- _TASK DESCRIPTION_: Find each line of the entries with the string "actin", please, and copy it.

- _DATA FOR THIS EXERCISE_:
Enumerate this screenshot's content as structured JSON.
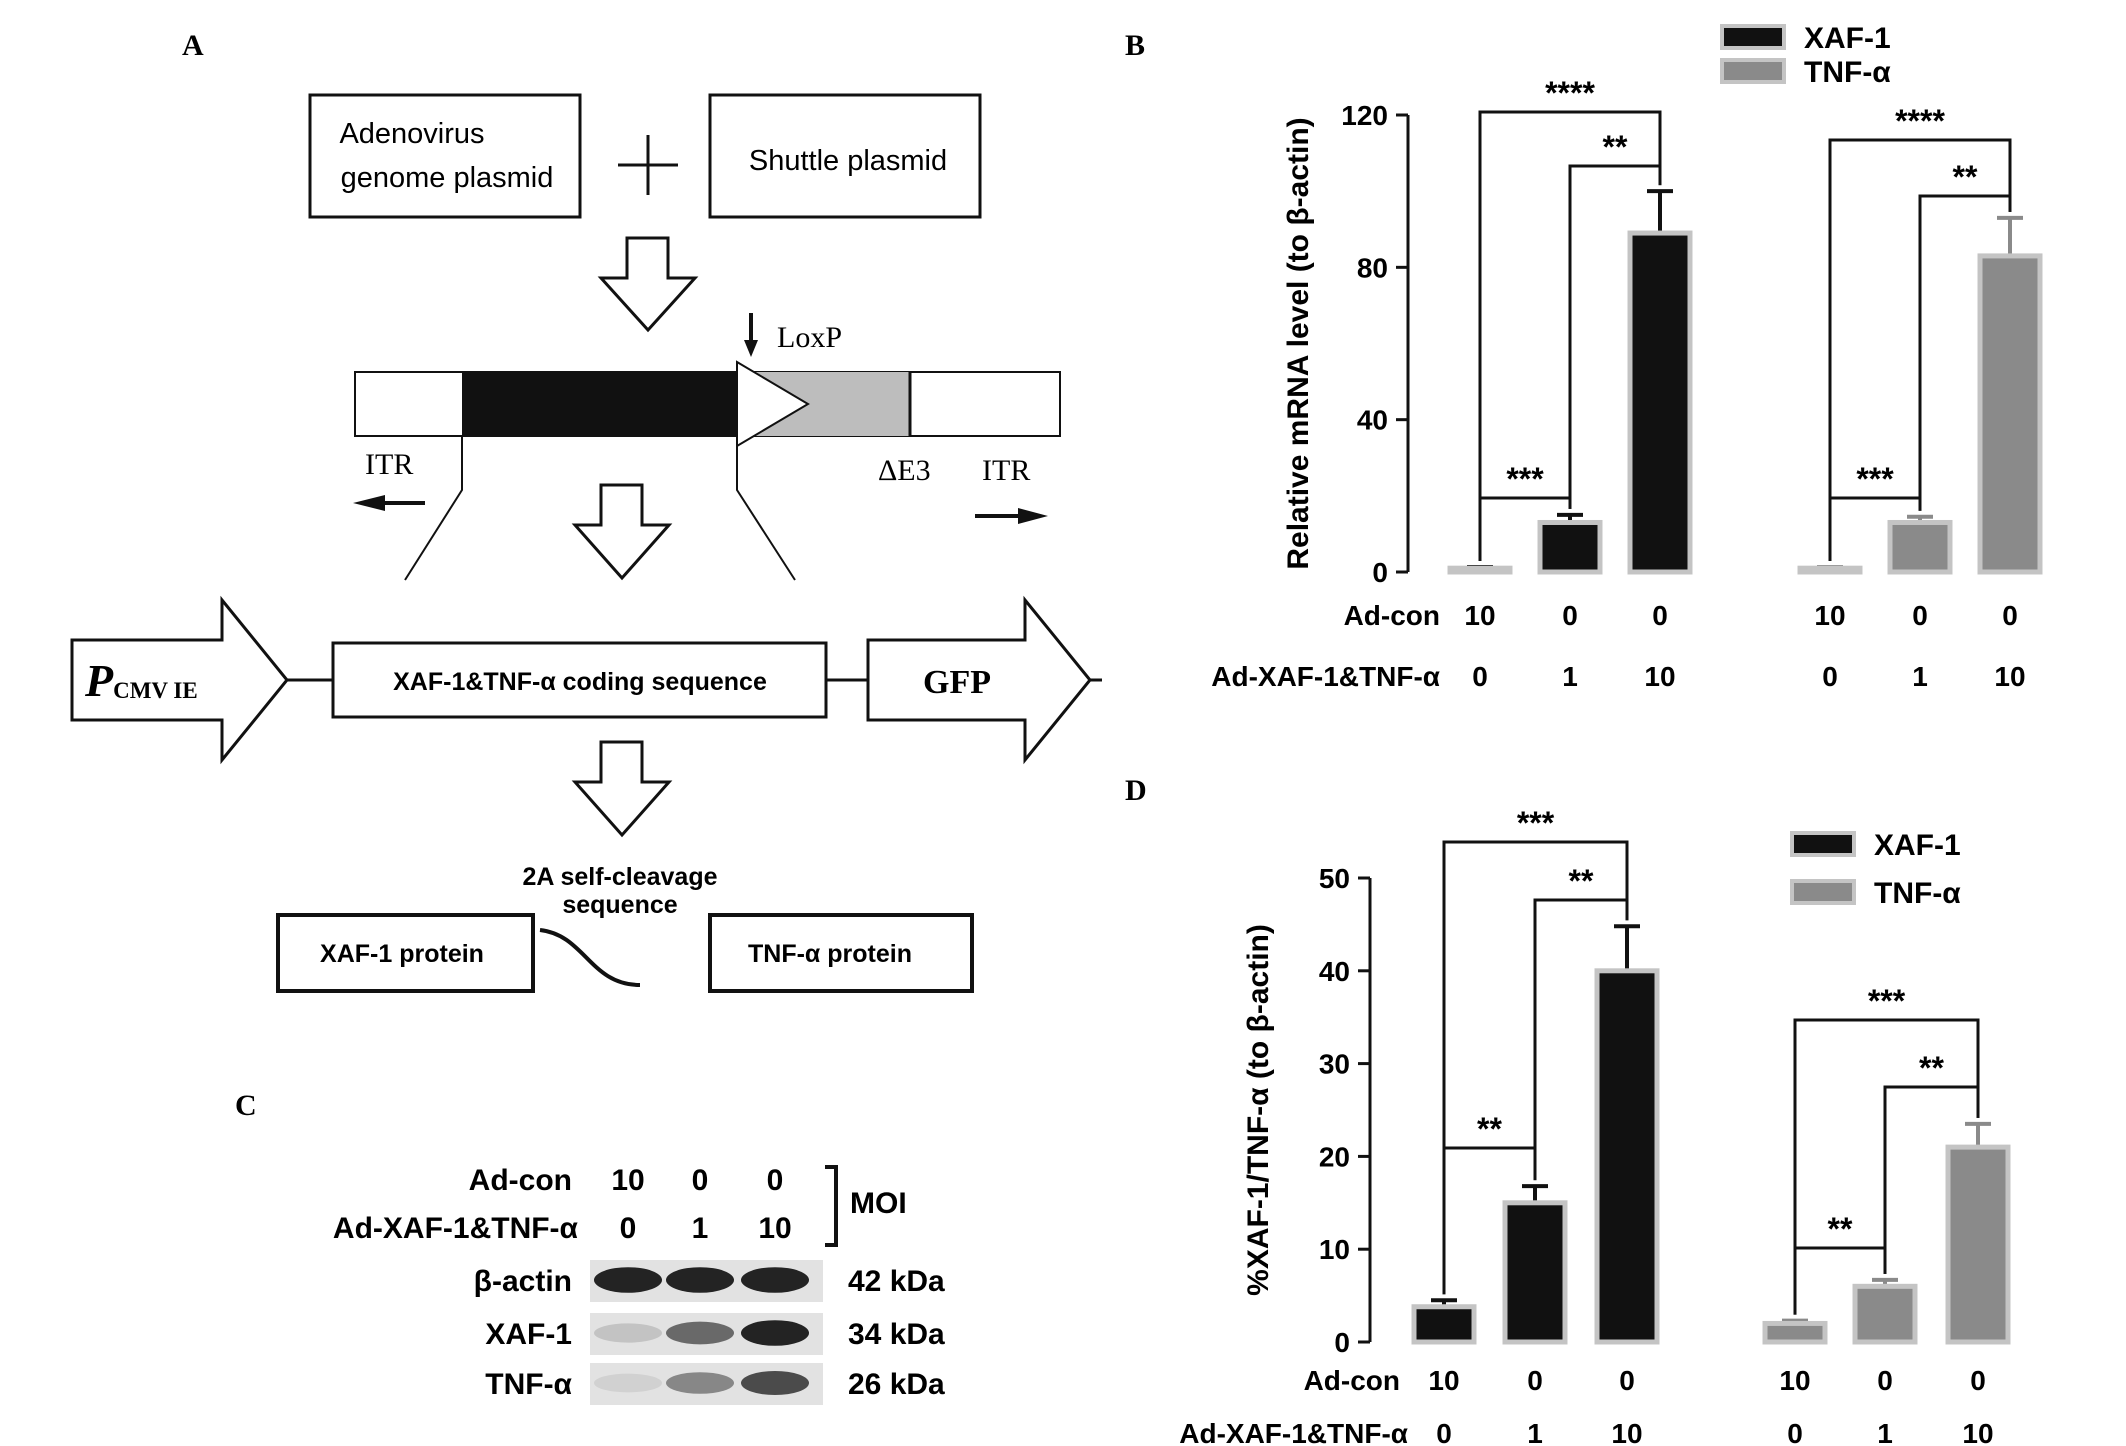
{
  "panel_labels": {
    "a": "A",
    "b": "B",
    "c": "C",
    "d": "D"
  },
  "panel_a": {
    "box_adenovirus_line1": "Adenovirus",
    "box_adenovirus_line2": "genome plasmid",
    "plus": "+",
    "box_shuttle": "Shuttle plasmid",
    "loxp": "LoxP",
    "itr_left": "ITR",
    "delta_e3": "ΔE3",
    "itr_right": "ITR",
    "promoter_main": "P",
    "promoter_sub": "CMV IE",
    "coding_sequence": "XAF-1&TNF-α coding sequence",
    "gfp": "GFP",
    "cleavage_line1": "2A self-cleavage",
    "cleavage_line2": "sequence",
    "protein_left": "XAF-1 protein",
    "protein_right": "TNF-α protein"
  },
  "panel_c": {
    "row_adcon_label": "Ad-con",
    "row_adxaf_label": "Ad-XAF-1&TNF-α",
    "adcon_values": [
      "10",
      "0",
      "0"
    ],
    "adxaf_values": [
      "0",
      "1",
      "10"
    ],
    "moi": "MOI",
    "blots": [
      {
        "name": "β-actin",
        "size": "42 kDa",
        "intensity": [
          0.95,
          0.95,
          0.95
        ]
      },
      {
        "name": "XAF-1",
        "size": "34 kDa",
        "intensity": [
          0.15,
          0.6,
          0.95
        ]
      },
      {
        "name": "TNF-α",
        "size": "26 kDa",
        "intensity": [
          0.08,
          0.45,
          0.75
        ]
      }
    ]
  },
  "chart_data": [
    {
      "panel": "B",
      "type": "bar",
      "ylabel": "Relative mRNA level (to β-actin)",
      "ylim": [
        0,
        120
      ],
      "yticks": [
        "0",
        "40",
        "80",
        "120"
      ],
      "legend": [
        "XAF-1",
        "TNF-α"
      ],
      "legend_position": "top-right",
      "row_labels": [
        "Ad-con",
        "Ad-XAF-1&TNF-α"
      ],
      "adcon": [
        "10",
        "0",
        "0",
        "10",
        "0",
        "0"
      ],
      "adxaf": [
        "0",
        "1",
        "10",
        "0",
        "1",
        "10"
      ],
      "series": [
        {
          "name": "XAF-1",
          "color": "#111111",
          "values": [
            1,
            13,
            89
          ],
          "errors": [
            0.3,
            2,
            11
          ]
        },
        {
          "name": "TNF-α",
          "color": "#8a8a8a",
          "values": [
            1,
            13,
            83
          ],
          "errors": [
            0.3,
            1.5,
            10
          ]
        }
      ],
      "significance": [
        {
          "series": 0,
          "from": 0,
          "to": 1,
          "label": "***"
        },
        {
          "series": 0,
          "from": 1,
          "to": 2,
          "label": "**"
        },
        {
          "series": 0,
          "from": 0,
          "to": 2,
          "label": "****"
        },
        {
          "series": 1,
          "from": 0,
          "to": 1,
          "label": "***"
        },
        {
          "series": 1,
          "from": 1,
          "to": 2,
          "label": "**"
        },
        {
          "series": 1,
          "from": 0,
          "to": 2,
          "label": "****"
        }
      ]
    },
    {
      "panel": "D",
      "type": "bar",
      "ylabel": "%XAF-1/TNF-α (to β-actin)",
      "ylim": [
        0,
        50
      ],
      "yticks": [
        "0",
        "10",
        "20",
        "30",
        "40",
        "50"
      ],
      "legend": [
        "XAF-1",
        "TNF-α"
      ],
      "legend_position": "top-right",
      "row_labels": [
        "Ad-con",
        "Ad-XAF-1&TNF-α"
      ],
      "adcon": [
        "10",
        "0",
        "0",
        "10",
        "0",
        "0"
      ],
      "adxaf": [
        "0",
        "1",
        "10",
        "0",
        "1",
        "10"
      ],
      "series": [
        {
          "name": "XAF-1",
          "color": "#111111",
          "values": [
            3.8,
            15,
            40
          ],
          "errors": [
            0.7,
            1.8,
            4.8
          ]
        },
        {
          "name": "TNF-α",
          "color": "#8a8a8a",
          "values": [
            2,
            6,
            21
          ],
          "errors": [
            0.3,
            0.7,
            2.5
          ]
        }
      ],
      "significance": [
        {
          "series": 0,
          "from": 0,
          "to": 1,
          "label": "**"
        },
        {
          "series": 0,
          "from": 1,
          "to": 2,
          "label": "**"
        },
        {
          "series": 0,
          "from": 0,
          "to": 2,
          "label": "***"
        },
        {
          "series": 1,
          "from": 0,
          "to": 1,
          "label": "**"
        },
        {
          "series": 1,
          "from": 1,
          "to": 2,
          "label": "**"
        },
        {
          "series": 1,
          "from": 0,
          "to": 2,
          "label": "***"
        }
      ]
    }
  ]
}
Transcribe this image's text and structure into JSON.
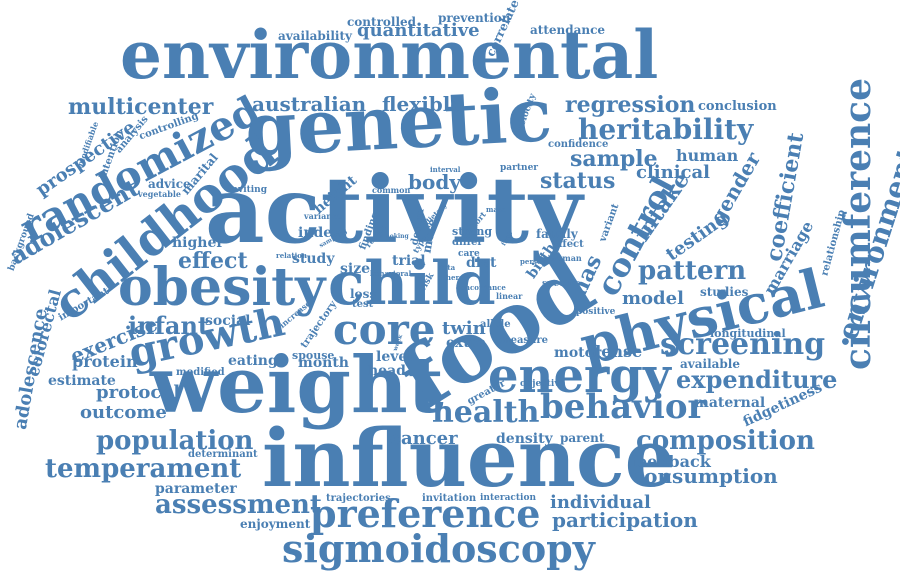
{
  "style": {
    "word_color": "#4a7fb3",
    "background": "#ffffff"
  },
  "words": [
    "environmental",
    "genetic",
    "activity",
    "weight",
    "influence",
    "food",
    "child",
    "obesity",
    "childhood",
    "physical",
    "energy",
    "core",
    "growth",
    "randomized",
    "sigmoidoscopy",
    "preference",
    "behavior",
    "health",
    "circumference",
    "environment",
    "control",
    "screening",
    "expenditure",
    "heritability",
    "pattern",
    "temperament",
    "population",
    "composition",
    "regression",
    "status",
    "sample",
    "multicenter",
    "australian",
    "flexible",
    "quantitative",
    "adolescent",
    "assessment",
    "consumption",
    "participation",
    "infant",
    "exercise",
    "effect",
    "coefficient",
    "intake",
    "gender",
    "testing",
    "cancer",
    "outcome",
    "protocol",
    "individual",
    "feedback",
    "mas",
    "body",
    "twin",
    "clinical",
    "human",
    "model",
    "dense",
    "marriage",
    "adolescence",
    "colorectal",
    "prospective",
    "protein",
    "estimate",
    "eating",
    "social",
    "month",
    "level",
    "head",
    "extra",
    "motor",
    "density",
    "parent",
    "maternal",
    "fidgetiness",
    "parameter",
    "enjoyment",
    "trajectories",
    "invitation",
    "interaction",
    "determinant",
    "modified",
    "important",
    "size",
    "study",
    "trial",
    "diet",
    "loss",
    "test",
    "index",
    "higher",
    "height",
    "advice",
    "marital",
    "intention",
    "analysis",
    "controlling",
    "modifiable",
    "vegetable",
    "background",
    "inviting",
    "variance",
    "finding",
    "result",
    "design",
    "more",
    "strong",
    "differ",
    "care",
    "cohort",
    "partner",
    "velocity",
    "correlate",
    "attendance",
    "prevention",
    "controlled",
    "availability",
    "conclusion",
    "confidence",
    "family",
    "birth",
    "variant",
    "affect",
    "woman",
    "person",
    "specific",
    "linear",
    "positive",
    "allele",
    "measure",
    "objective",
    "greater",
    "available",
    "longitudinal",
    "studies",
    "relationship",
    "spouse",
    "trajectory",
    "increase",
    "relation",
    "common",
    "interval",
    "type",
    "risk",
    "data",
    "other",
    "smoking",
    "sampling",
    "dietary",
    "fruit",
    "mass",
    "behavioral",
    "concordance",
    "week",
    "lifestyle"
  ]
}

- _YOUR RESPONSE_:
        "name": "β-actin",
      "ylabel": "Relative mRNA level (to β-actin)",
      "ylabel": "%XAF-1/TNF-α (to β-actin)",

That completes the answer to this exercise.